--- Goal ---
Search the records below for the word "this" and show every line where it occurs.

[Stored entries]
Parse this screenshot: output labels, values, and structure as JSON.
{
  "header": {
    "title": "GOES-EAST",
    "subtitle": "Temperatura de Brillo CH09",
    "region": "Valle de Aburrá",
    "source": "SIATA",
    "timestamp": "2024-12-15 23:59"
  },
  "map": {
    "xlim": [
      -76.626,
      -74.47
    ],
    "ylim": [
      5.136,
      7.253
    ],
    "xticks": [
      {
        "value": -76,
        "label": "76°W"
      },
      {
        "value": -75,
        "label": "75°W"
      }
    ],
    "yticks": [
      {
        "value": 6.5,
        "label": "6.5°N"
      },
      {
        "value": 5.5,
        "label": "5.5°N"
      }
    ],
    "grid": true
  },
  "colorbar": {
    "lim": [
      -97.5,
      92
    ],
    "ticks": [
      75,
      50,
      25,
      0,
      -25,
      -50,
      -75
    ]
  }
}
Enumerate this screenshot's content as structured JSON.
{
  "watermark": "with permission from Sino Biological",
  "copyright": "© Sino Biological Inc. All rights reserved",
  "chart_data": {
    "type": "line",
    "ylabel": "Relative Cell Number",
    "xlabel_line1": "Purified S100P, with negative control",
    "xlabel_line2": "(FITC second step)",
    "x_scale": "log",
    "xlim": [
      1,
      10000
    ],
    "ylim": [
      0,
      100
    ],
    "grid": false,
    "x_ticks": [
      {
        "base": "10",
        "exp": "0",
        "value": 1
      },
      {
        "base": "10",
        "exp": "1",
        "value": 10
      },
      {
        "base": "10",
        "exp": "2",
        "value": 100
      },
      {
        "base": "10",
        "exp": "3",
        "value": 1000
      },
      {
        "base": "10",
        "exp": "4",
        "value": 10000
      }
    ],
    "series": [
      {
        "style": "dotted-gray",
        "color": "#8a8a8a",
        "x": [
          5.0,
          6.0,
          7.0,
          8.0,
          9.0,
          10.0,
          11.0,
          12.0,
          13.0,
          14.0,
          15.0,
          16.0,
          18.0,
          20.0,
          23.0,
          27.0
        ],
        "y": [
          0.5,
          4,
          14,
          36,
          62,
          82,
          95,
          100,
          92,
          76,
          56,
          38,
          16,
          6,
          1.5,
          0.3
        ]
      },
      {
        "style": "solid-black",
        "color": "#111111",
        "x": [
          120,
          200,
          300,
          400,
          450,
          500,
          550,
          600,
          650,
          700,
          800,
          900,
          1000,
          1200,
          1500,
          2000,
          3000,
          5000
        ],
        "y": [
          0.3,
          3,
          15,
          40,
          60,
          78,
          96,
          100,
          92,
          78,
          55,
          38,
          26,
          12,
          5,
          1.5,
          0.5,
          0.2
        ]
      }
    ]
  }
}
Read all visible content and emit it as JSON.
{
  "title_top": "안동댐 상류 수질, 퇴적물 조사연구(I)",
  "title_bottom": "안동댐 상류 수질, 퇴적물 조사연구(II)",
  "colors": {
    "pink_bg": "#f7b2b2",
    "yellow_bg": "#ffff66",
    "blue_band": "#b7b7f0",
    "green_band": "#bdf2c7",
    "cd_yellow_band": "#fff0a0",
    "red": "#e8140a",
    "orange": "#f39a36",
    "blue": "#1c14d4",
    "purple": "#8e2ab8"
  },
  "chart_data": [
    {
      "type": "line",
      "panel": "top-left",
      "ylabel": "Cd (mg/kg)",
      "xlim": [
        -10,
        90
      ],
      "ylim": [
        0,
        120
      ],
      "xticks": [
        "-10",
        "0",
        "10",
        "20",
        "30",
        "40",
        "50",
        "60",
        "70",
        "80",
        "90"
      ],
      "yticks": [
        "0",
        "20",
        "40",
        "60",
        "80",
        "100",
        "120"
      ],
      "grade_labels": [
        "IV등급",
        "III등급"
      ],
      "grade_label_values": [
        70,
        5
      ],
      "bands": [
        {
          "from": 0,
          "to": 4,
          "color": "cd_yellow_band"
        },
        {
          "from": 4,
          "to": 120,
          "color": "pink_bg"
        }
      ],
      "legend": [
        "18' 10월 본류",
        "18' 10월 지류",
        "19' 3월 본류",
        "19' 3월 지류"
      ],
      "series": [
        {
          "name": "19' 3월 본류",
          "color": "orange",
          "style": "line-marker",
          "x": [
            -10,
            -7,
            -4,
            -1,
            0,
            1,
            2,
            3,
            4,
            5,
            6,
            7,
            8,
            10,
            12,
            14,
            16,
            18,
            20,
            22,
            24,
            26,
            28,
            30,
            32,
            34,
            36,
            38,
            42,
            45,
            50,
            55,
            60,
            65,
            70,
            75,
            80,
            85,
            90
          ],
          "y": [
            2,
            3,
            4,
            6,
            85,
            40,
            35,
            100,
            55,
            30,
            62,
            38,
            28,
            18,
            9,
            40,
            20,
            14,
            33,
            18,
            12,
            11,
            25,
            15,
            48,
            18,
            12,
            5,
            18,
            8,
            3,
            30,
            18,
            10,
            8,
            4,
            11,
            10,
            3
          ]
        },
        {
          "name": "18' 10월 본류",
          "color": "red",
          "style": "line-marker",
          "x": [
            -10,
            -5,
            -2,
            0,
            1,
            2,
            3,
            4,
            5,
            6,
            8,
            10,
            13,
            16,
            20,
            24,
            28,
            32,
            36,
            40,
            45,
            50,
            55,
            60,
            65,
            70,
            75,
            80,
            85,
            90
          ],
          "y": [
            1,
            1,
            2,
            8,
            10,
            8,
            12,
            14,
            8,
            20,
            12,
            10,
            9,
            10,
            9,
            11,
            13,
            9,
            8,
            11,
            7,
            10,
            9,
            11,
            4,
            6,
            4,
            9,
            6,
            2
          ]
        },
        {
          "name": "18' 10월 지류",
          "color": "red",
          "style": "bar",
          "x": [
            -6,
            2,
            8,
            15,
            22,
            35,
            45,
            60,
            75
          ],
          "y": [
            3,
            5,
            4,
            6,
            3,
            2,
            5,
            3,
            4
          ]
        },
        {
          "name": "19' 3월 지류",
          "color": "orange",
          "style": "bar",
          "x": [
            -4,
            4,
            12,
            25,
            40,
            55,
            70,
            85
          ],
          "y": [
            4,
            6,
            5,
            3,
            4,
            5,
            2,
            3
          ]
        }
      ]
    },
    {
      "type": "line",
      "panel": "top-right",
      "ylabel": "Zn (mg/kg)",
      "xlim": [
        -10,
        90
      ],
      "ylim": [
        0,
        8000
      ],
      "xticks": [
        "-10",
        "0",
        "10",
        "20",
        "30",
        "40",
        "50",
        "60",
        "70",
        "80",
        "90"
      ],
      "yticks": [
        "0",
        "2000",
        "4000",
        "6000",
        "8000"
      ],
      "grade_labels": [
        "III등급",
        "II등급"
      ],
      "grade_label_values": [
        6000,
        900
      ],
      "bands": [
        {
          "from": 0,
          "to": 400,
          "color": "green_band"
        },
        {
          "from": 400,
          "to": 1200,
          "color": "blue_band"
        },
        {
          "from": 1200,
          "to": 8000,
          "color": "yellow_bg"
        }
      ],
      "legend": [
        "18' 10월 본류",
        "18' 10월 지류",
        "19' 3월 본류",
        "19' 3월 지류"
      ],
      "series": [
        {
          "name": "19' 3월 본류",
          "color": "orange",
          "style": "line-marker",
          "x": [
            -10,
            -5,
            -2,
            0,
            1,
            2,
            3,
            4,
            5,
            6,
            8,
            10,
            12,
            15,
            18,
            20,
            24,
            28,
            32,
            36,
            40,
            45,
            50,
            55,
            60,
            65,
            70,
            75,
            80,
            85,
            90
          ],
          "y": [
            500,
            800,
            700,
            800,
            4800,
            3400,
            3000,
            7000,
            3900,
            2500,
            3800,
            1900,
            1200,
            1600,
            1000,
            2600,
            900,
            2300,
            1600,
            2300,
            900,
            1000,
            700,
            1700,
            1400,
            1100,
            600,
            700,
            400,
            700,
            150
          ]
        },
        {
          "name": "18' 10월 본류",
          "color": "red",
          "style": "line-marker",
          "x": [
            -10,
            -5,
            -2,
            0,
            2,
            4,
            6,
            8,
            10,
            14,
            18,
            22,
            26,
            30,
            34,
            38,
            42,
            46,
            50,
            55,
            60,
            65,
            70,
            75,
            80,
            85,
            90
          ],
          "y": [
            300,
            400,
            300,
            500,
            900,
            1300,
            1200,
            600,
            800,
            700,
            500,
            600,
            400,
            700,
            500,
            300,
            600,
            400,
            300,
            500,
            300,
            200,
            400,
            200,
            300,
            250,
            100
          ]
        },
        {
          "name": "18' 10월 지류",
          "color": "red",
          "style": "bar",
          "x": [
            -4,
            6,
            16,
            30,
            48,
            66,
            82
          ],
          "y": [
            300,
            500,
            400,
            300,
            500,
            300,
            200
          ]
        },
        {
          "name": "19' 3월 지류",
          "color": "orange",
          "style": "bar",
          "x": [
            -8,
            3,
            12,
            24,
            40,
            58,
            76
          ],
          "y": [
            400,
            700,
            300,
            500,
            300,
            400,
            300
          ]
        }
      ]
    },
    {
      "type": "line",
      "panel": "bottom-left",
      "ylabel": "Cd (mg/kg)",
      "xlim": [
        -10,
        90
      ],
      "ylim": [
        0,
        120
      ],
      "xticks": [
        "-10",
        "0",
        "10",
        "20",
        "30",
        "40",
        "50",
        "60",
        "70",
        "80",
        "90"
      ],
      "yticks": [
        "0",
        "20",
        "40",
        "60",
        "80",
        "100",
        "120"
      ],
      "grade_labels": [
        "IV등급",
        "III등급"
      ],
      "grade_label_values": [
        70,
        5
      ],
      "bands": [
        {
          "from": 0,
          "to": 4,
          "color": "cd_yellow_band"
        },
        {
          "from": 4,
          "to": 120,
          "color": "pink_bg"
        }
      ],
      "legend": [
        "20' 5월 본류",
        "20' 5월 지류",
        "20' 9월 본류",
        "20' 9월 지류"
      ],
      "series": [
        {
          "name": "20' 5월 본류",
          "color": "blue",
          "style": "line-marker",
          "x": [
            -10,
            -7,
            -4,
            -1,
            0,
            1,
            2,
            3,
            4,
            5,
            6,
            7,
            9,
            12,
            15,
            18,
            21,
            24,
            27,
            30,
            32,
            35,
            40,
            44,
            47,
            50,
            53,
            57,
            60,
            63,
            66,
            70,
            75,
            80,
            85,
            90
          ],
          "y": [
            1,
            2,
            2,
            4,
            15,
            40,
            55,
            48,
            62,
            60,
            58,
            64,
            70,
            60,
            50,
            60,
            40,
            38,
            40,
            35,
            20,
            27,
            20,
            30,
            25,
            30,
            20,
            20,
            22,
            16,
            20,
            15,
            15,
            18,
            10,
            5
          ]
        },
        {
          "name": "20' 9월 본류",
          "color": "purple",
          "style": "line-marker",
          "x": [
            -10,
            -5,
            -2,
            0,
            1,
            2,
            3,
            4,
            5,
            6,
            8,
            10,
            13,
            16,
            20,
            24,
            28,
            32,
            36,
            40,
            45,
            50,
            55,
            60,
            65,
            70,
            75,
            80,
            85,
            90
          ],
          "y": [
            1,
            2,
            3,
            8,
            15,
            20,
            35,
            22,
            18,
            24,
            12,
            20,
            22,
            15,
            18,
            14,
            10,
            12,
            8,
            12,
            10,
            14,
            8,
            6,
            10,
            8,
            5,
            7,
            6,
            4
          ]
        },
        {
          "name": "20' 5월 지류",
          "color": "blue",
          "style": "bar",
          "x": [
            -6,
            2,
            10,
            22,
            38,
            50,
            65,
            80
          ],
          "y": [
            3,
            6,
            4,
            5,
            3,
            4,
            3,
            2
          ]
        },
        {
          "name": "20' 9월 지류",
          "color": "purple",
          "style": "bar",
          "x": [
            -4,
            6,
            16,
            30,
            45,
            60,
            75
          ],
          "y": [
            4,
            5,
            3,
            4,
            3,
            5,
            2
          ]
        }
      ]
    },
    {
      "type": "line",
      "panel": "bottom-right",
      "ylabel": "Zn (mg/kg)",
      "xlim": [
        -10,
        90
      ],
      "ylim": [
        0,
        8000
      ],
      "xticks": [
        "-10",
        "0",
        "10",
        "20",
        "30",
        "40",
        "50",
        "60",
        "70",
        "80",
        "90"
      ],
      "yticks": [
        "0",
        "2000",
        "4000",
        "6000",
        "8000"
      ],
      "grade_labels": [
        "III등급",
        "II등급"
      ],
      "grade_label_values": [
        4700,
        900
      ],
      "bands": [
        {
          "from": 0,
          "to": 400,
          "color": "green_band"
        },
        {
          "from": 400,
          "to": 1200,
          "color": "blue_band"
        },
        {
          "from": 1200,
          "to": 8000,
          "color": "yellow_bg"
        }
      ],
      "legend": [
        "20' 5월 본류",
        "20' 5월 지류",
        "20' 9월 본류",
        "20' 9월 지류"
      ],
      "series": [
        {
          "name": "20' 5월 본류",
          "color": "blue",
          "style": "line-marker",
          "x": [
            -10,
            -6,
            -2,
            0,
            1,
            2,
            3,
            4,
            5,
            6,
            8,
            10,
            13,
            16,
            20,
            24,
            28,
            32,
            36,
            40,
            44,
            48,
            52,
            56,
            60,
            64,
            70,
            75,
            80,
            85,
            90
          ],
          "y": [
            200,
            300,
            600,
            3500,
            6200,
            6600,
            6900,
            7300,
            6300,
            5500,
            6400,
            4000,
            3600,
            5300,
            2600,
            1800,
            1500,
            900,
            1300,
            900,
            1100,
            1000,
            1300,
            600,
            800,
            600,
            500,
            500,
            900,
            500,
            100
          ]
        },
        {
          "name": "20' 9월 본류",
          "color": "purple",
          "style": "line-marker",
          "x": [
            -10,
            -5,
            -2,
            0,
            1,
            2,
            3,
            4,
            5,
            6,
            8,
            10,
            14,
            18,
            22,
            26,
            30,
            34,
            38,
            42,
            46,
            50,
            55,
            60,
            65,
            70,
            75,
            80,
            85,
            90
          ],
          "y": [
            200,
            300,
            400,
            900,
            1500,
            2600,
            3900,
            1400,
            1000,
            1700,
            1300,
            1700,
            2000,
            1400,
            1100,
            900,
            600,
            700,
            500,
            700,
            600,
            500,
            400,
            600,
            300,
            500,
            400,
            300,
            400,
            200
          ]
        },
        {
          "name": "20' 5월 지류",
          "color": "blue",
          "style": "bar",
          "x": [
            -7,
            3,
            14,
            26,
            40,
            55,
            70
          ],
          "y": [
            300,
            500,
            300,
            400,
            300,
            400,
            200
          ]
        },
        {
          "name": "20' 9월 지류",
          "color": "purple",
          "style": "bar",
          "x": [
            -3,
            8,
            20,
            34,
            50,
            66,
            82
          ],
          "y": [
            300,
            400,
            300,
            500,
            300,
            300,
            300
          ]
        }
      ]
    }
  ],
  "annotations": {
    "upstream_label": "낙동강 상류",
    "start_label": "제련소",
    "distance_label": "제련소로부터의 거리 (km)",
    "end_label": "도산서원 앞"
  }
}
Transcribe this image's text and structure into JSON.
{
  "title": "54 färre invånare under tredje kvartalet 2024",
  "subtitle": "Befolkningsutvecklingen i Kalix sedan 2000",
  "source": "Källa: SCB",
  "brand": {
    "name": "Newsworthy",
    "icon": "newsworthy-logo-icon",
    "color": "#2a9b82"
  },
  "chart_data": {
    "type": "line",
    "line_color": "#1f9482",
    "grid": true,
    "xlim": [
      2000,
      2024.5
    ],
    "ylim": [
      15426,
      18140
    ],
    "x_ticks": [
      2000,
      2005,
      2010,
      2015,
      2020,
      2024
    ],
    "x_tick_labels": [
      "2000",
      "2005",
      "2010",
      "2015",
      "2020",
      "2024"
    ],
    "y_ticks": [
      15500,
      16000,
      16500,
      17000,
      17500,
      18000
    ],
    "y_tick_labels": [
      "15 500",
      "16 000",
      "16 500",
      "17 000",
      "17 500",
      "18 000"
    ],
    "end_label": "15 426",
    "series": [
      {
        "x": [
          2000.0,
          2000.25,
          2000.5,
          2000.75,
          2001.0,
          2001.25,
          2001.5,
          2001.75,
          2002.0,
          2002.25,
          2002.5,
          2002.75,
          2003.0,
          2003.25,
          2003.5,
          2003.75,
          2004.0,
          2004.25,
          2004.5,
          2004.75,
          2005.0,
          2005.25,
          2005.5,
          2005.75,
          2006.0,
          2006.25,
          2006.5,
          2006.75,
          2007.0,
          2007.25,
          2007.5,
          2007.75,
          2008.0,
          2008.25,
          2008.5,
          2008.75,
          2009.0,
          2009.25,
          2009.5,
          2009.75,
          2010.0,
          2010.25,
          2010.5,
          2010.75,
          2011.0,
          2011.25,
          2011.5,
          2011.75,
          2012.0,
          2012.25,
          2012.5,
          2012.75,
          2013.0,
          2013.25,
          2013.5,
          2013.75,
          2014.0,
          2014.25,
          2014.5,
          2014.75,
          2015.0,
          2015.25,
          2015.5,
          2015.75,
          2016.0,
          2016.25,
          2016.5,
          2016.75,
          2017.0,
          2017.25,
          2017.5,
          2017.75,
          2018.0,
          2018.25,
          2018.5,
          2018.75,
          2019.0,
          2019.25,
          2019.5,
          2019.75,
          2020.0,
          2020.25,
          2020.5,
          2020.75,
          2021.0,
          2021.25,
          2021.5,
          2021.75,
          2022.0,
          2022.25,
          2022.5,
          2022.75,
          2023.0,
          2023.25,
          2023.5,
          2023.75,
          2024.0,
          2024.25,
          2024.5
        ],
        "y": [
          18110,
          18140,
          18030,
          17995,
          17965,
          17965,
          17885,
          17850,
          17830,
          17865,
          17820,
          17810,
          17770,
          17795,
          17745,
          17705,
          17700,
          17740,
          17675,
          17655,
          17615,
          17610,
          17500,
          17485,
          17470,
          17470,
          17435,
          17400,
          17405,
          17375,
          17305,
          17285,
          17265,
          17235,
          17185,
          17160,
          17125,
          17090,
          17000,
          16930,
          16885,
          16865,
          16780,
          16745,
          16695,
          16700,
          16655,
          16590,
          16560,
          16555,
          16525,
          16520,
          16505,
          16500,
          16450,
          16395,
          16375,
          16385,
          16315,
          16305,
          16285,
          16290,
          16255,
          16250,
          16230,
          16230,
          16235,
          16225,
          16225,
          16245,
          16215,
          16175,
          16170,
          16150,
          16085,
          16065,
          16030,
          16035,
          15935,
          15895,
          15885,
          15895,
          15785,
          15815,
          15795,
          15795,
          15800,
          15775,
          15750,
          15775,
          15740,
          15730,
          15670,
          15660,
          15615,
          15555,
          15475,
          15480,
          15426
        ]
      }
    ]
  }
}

--- Answer below ---
Parse this screenshot: output labels, values, and structure as JSON.
Enumerate this screenshot's content as structured JSON.
Transcribe this image's text and structure into JSON.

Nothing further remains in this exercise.